▶ _STATED EXERCISE_
Pull out every line of the listing below where "views" appears.

▶ _PROVIDED RECORDS_
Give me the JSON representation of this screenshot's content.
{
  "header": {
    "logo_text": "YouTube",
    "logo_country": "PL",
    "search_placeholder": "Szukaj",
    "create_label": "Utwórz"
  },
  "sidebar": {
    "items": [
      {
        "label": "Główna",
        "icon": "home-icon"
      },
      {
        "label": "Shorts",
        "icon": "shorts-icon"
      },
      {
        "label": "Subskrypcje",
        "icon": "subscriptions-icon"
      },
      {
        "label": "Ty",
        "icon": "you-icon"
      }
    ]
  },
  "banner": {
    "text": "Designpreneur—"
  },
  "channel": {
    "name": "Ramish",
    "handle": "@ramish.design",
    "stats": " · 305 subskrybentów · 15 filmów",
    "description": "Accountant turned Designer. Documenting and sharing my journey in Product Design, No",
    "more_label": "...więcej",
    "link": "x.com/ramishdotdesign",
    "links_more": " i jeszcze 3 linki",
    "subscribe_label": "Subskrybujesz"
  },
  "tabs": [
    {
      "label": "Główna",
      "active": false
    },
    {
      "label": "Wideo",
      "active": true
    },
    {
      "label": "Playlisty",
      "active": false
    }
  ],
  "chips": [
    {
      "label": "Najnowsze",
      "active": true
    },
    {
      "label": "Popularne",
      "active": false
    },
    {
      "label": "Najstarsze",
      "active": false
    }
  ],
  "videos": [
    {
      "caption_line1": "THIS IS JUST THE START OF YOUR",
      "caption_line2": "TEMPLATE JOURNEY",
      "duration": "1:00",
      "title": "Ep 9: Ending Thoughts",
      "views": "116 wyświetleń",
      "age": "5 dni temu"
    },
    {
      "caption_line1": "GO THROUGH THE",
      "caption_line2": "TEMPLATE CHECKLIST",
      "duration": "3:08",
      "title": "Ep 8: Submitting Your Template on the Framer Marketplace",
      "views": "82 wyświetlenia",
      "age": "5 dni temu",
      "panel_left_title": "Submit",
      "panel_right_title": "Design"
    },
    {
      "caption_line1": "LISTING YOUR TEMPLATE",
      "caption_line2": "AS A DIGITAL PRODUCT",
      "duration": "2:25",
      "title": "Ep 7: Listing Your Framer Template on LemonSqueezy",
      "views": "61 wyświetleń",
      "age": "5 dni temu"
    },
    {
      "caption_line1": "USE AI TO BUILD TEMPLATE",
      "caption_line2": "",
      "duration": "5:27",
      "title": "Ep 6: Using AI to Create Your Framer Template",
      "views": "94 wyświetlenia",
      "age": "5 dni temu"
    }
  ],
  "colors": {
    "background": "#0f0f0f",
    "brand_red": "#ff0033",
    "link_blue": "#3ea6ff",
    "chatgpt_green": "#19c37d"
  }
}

▶ _WRITTEN ANSWER_
      "views": "116 wyświetleń",
      "views": "82 wyświetlenia",
      "views": "61 wyświetleń",
      "views": "94 wyświetlenia",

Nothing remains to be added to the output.